Exercise description: Set down the records once more, please, exactly and with the pictures left out.

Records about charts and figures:
────────────────────
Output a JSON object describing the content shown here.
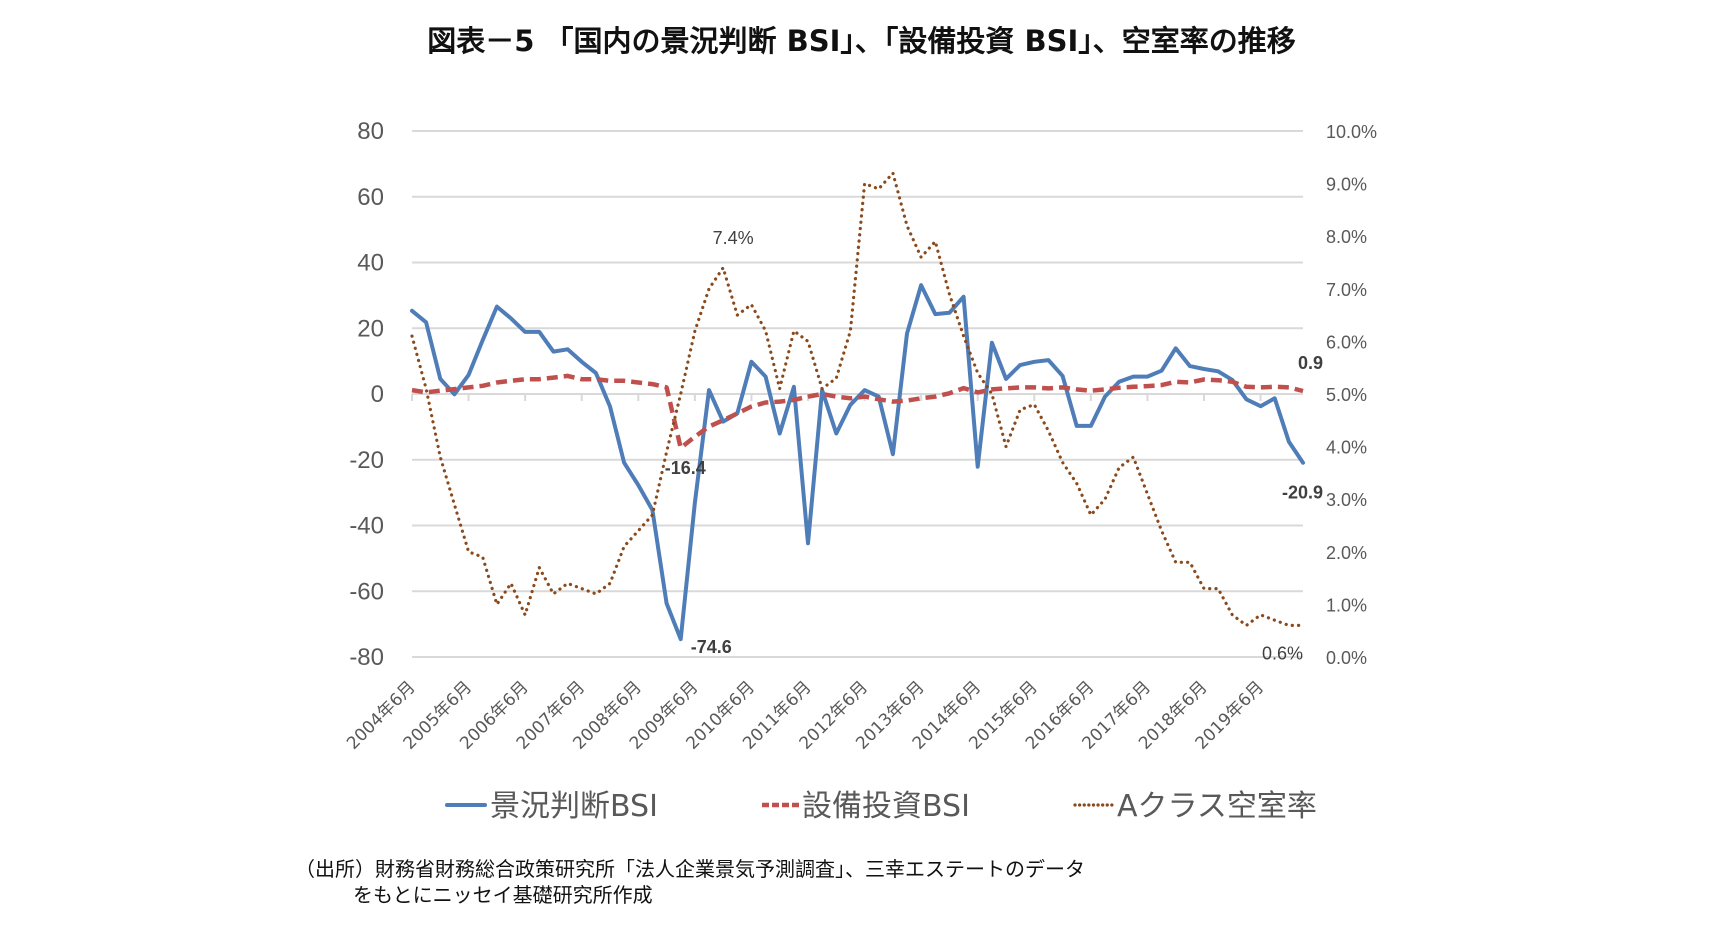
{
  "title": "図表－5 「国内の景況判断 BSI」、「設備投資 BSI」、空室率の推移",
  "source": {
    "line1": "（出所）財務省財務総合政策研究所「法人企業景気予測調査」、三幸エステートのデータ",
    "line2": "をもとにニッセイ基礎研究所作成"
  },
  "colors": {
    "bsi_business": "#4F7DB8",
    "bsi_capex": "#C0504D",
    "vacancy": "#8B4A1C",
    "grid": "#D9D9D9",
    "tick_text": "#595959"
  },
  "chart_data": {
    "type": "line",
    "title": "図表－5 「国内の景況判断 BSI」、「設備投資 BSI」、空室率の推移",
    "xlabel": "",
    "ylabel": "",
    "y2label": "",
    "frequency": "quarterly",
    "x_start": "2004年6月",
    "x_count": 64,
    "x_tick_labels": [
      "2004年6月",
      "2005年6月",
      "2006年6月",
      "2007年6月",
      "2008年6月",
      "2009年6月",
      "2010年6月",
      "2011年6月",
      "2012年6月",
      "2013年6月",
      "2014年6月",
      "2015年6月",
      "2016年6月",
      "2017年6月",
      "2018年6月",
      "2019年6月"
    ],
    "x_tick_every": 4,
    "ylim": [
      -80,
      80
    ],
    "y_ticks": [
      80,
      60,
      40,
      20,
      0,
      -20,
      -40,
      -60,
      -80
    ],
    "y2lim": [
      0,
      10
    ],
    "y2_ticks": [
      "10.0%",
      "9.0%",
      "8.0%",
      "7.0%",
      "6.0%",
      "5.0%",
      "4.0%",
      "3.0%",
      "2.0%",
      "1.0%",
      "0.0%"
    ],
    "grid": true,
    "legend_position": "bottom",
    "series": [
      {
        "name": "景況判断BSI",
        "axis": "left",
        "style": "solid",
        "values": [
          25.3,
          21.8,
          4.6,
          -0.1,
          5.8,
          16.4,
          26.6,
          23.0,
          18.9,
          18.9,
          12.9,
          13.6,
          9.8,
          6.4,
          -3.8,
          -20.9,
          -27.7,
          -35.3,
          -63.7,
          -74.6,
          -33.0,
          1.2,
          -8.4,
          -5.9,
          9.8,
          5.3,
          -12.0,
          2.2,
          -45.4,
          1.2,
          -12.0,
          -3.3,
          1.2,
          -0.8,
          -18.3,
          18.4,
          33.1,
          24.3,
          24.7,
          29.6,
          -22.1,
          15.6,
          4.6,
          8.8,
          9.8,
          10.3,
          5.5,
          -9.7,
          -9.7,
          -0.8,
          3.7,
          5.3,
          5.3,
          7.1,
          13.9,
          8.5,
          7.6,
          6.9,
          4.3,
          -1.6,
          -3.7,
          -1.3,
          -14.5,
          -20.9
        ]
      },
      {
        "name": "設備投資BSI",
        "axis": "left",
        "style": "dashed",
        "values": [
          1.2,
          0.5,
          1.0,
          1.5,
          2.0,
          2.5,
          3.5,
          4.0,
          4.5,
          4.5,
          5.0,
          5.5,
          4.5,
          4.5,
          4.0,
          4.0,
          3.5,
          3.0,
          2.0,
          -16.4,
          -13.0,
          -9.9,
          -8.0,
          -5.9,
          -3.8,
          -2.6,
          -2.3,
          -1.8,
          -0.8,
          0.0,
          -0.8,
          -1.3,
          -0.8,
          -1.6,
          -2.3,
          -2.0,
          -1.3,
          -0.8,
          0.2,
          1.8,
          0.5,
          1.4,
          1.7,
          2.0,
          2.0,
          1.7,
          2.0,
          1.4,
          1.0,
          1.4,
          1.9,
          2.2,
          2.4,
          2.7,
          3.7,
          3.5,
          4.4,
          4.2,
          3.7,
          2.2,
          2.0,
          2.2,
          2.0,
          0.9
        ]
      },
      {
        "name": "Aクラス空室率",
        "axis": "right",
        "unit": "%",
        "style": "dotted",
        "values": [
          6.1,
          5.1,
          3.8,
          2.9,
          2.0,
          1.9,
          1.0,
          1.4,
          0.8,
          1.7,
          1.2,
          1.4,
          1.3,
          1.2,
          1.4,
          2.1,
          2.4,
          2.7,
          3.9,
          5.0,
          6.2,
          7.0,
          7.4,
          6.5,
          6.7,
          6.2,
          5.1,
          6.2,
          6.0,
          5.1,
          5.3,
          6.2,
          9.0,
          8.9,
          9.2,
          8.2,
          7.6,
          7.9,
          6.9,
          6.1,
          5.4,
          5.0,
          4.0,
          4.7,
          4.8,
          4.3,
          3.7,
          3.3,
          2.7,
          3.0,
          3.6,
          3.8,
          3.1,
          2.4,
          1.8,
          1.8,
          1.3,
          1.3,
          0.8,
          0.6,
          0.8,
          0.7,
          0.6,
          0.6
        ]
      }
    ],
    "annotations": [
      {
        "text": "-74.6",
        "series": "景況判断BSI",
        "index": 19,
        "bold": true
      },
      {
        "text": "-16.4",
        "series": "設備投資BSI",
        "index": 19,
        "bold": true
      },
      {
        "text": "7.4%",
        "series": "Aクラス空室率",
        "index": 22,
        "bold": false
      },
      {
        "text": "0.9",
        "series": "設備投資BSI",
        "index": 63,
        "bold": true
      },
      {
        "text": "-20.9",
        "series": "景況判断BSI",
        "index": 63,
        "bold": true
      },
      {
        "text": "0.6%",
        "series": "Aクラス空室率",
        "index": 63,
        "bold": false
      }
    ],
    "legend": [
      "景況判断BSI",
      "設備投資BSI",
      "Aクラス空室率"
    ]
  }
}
────────────────────
Solution to this task:
Output a JSON object describing the content shown here.
{
  "title": "図表－5 「国内の景況判断 BSI」、「設備投資 BSI」、空室率の推移",
  "source": {
    "line1": "（出所）財務省財務総合政策研究所「法人企業景気予測調査」、三幸エステートのデータ",
    "line2": "をもとにニッセイ基礎研究所作成"
  },
  "colors": {
    "bsi_business": "#4F7DB8",
    "bsi_capex": "#C0504D",
    "vacancy": "#8B4A1C",
    "grid": "#D9D9D9",
    "tick_text": "#595959"
  },
  "chart_data": {
    "type": "line",
    "title": "図表－5 「国内の景況判断 BSI」、「設備投資 BSI」、空室率の推移",
    "xlabel": "",
    "ylabel": "",
    "y2label": "",
    "frequency": "quarterly",
    "x_start": "2004年6月",
    "x_count": 64,
    "x_tick_labels": [
      "2004年6月",
      "2005年6月",
      "2006年6月",
      "2007年6月",
      "2008年6月",
      "2009年6月",
      "2010年6月",
      "2011年6月",
      "2012年6月",
      "2013年6月",
      "2014年6月",
      "2015年6月",
      "2016年6月",
      "2017年6月",
      "2018年6月",
      "2019年6月"
    ],
    "x_tick_every": 4,
    "ylim": [
      -80,
      80
    ],
    "y_ticks": [
      80,
      60,
      40,
      20,
      0,
      -20,
      -40,
      -60,
      -80
    ],
    "y2lim": [
      0,
      10
    ],
    "y2_ticks": [
      "10.0%",
      "9.0%",
      "8.0%",
      "7.0%",
      "6.0%",
      "5.0%",
      "4.0%",
      "3.0%",
      "2.0%",
      "1.0%",
      "0.0%"
    ],
    "grid": true,
    "legend_position": "bottom",
    "series": [
      {
        "name": "景況判断BSI",
        "axis": "left",
        "style": "solid",
        "values": [
          25.3,
          21.8,
          4.6,
          -0.1,
          5.8,
          16.4,
          26.6,
          23.0,
          18.9,
          18.9,
          12.9,
          13.6,
          9.8,
          6.4,
          -3.8,
          -20.9,
          -27.7,
          -35.3,
          -63.7,
          -74.6,
          -33.0,
          1.2,
          -8.4,
          -5.9,
          9.8,
          5.3,
          -12.0,
          2.2,
          -45.4,
          1.2,
          -12.0,
          -3.3,
          1.2,
          -0.8,
          -18.3,
          18.4,
          33.1,
          24.3,
          24.7,
          29.6,
          -22.1,
          15.6,
          4.6,
          8.8,
          9.8,
          10.3,
          5.5,
          -9.7,
          -9.7,
          -0.8,
          3.7,
          5.3,
          5.3,
          7.1,
          13.9,
          8.5,
          7.6,
          6.9,
          4.3,
          -1.6,
          -3.7,
          -1.3,
          -14.5,
          -20.9
        ]
      },
      {
        "name": "設備投資BSI",
        "axis": "left",
        "style": "dashed",
        "values": [
          1.2,
          0.5,
          1.0,
          1.5,
          2.0,
          2.5,
          3.5,
          4.0,
          4.5,
          4.5,
          5.0,
          5.5,
          4.5,
          4.5,
          4.0,
          4.0,
          3.5,
          3.0,
          2.0,
          -16.4,
          -13.0,
          -9.9,
          -8.0,
          -5.9,
          -3.8,
          -2.6,
          -2.3,
          -1.8,
          -0.8,
          0.0,
          -0.8,
          -1.3,
          -0.8,
          -1.6,
          -2.3,
          -2.0,
          -1.3,
          -0.8,
          0.2,
          1.8,
          0.5,
          1.4,
          1.7,
          2.0,
          2.0,
          1.7,
          2.0,
          1.4,
          1.0,
          1.4,
          1.9,
          2.2,
          2.4,
          2.7,
          3.7,
          3.5,
          4.4,
          4.2,
          3.7,
          2.2,
          2.0,
          2.2,
          2.0,
          0.9
        ]
      },
      {
        "name": "Aクラス空室率",
        "axis": "right",
        "unit": "%",
        "style": "dotted",
        "values": [
          6.1,
          5.1,
          3.8,
          2.9,
          2.0,
          1.9,
          1.0,
          1.4,
          0.8,
          1.7,
          1.2,
          1.4,
          1.3,
          1.2,
          1.4,
          2.1,
          2.4,
          2.7,
          3.9,
          5.0,
          6.2,
          7.0,
          7.4,
          6.5,
          6.7,
          6.2,
          5.1,
          6.2,
          6.0,
          5.1,
          5.3,
          6.2,
          9.0,
          8.9,
          9.2,
          8.2,
          7.6,
          7.9,
          6.9,
          6.1,
          5.4,
          5.0,
          4.0,
          4.7,
          4.8,
          4.3,
          3.7,
          3.3,
          2.7,
          3.0,
          3.6,
          3.8,
          3.1,
          2.4,
          1.8,
          1.8,
          1.3,
          1.3,
          0.8,
          0.6,
          0.8,
          0.7,
          0.6,
          0.6
        ]
      }
    ],
    "annotations": [
      {
        "text": "-74.6",
        "series": "景況判断BSI",
        "index": 19,
        "bold": true
      },
      {
        "text": "-16.4",
        "series": "設備投資BSI",
        "index": 19,
        "bold": true
      },
      {
        "text": "7.4%",
        "series": "Aクラス空室率",
        "index": 22,
        "bold": false
      },
      {
        "text": "0.9",
        "series": "設備投資BSI",
        "index": 63,
        "bold": true
      },
      {
        "text": "-20.9",
        "series": "景況判断BSI",
        "index": 63,
        "bold": true
      },
      {
        "text": "0.6%",
        "series": "Aクラス空室率",
        "index": 63,
        "bold": false
      }
    ],
    "legend": [
      "景況判断BSI",
      "設備投資BSI",
      "Aクラス空室率"
    ]
  }
}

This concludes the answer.